__What you are asked to do__: Pull out every line below that contains the word "через".

__Dataset rows__:
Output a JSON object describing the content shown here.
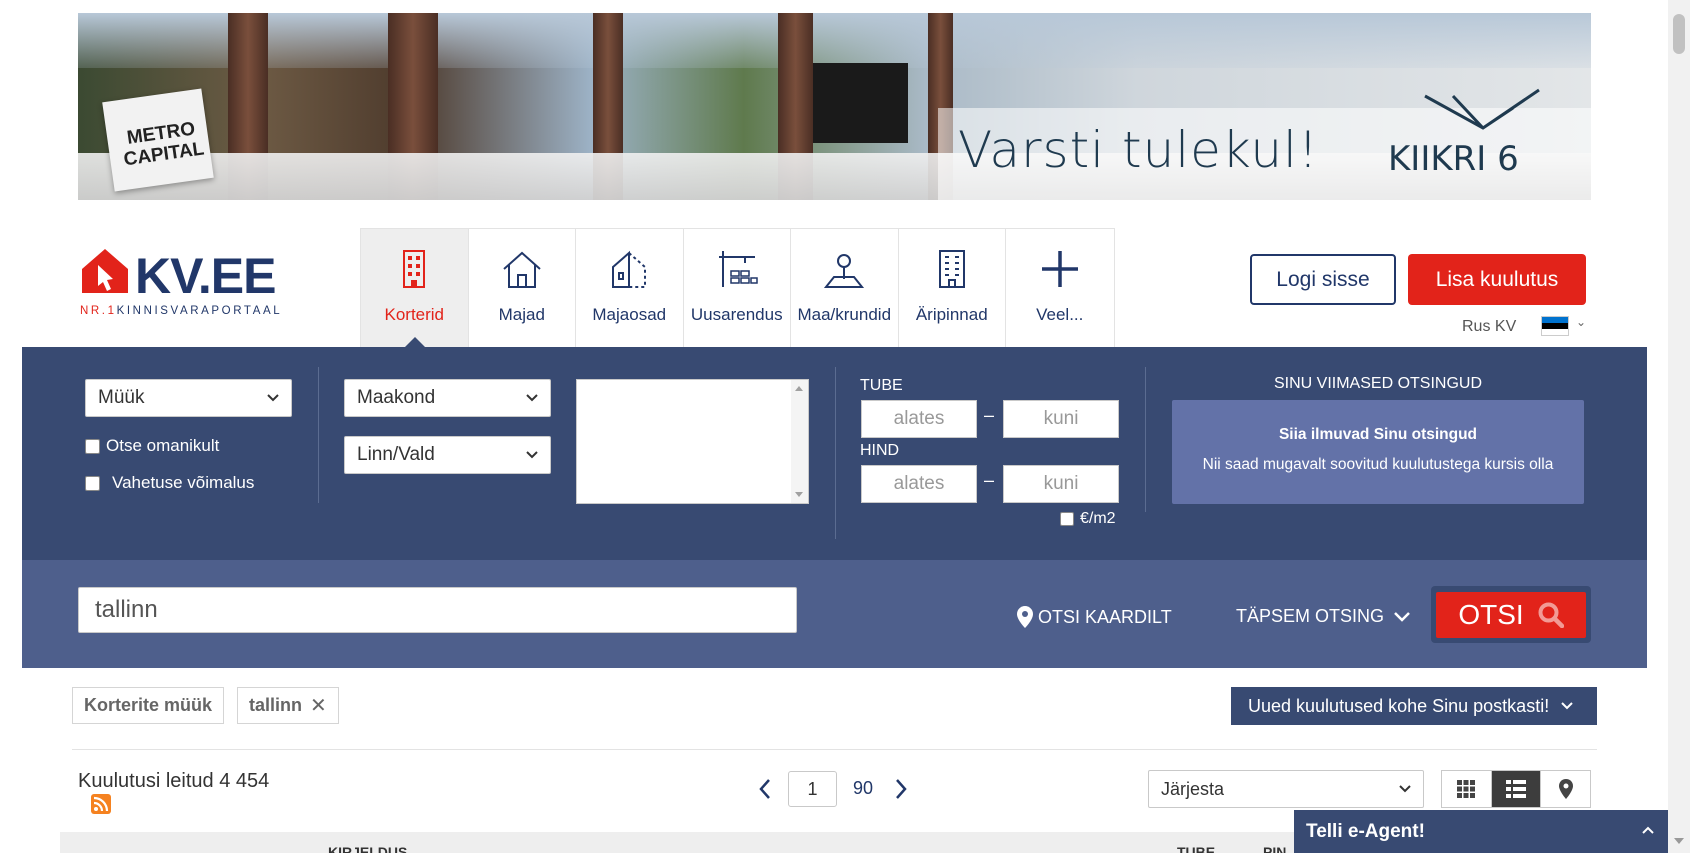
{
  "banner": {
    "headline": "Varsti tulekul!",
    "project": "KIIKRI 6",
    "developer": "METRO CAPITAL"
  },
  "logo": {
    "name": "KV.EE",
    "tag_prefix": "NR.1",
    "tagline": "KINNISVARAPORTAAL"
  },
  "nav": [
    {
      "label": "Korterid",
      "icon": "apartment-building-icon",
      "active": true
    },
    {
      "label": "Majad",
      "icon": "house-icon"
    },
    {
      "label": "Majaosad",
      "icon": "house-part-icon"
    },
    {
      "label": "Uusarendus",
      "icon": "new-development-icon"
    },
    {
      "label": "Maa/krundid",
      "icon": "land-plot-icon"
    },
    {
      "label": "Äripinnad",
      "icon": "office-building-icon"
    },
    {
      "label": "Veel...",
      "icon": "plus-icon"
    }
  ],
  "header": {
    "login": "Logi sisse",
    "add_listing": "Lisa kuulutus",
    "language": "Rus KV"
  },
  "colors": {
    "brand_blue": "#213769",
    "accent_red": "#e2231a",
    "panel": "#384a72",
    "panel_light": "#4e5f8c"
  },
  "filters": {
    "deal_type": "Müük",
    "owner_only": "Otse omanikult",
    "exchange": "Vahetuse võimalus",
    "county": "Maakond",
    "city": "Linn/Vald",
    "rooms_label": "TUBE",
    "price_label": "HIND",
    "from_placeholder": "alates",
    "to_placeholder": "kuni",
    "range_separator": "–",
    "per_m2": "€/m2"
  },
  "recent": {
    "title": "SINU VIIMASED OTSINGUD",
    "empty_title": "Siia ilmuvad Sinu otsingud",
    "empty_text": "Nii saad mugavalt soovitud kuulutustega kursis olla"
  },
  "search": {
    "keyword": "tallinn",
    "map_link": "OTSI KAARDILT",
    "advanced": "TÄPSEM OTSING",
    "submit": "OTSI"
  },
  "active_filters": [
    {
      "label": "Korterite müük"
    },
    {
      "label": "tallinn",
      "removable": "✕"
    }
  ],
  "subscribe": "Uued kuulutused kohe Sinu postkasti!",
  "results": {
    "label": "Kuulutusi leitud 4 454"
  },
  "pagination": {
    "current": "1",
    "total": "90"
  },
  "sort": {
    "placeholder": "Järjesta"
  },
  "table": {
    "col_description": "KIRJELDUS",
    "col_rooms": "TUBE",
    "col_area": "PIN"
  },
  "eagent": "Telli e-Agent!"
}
...
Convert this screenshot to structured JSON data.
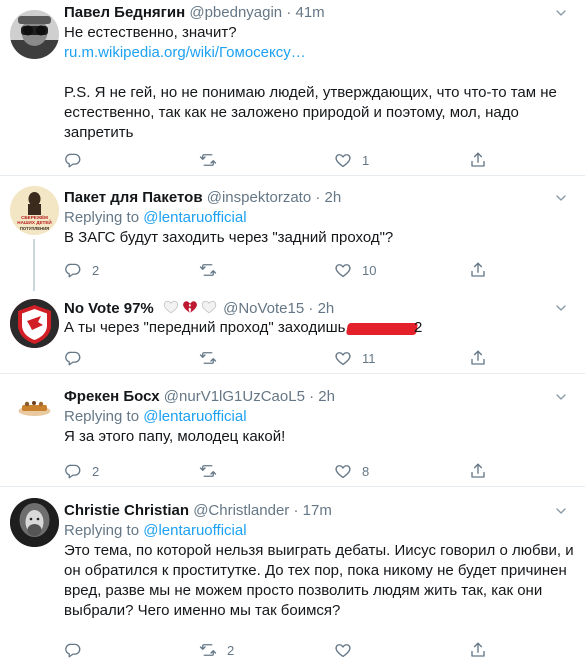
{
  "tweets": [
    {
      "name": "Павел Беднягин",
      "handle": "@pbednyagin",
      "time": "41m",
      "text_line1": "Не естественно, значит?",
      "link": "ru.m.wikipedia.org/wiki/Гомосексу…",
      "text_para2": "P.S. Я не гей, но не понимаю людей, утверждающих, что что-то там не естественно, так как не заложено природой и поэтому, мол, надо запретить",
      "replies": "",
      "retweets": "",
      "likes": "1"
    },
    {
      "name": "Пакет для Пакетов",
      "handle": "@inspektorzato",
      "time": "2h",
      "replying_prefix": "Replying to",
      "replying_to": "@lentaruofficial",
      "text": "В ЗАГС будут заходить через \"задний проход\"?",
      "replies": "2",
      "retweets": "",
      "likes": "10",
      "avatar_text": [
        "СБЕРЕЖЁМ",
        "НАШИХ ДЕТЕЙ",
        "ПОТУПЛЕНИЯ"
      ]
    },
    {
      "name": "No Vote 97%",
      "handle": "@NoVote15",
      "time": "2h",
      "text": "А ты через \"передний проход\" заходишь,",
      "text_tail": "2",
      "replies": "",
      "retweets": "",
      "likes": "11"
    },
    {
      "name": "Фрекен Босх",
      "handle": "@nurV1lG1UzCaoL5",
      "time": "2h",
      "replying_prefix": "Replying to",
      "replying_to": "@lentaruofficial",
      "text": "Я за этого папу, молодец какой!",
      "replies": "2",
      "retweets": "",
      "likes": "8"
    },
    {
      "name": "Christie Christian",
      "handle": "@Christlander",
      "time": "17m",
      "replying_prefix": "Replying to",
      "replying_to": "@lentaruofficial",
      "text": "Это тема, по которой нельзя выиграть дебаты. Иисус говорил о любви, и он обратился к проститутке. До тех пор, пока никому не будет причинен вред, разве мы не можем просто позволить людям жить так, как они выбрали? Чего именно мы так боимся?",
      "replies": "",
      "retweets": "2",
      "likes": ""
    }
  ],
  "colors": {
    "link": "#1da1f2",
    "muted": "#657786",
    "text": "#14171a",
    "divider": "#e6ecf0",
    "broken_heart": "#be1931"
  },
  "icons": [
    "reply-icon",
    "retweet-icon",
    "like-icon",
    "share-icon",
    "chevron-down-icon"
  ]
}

__Task result__:
      "text": "В ЗАГС будут заходить через \"задний проход\"?",
      "text": "А ты через \"передний проход\" заходишь,",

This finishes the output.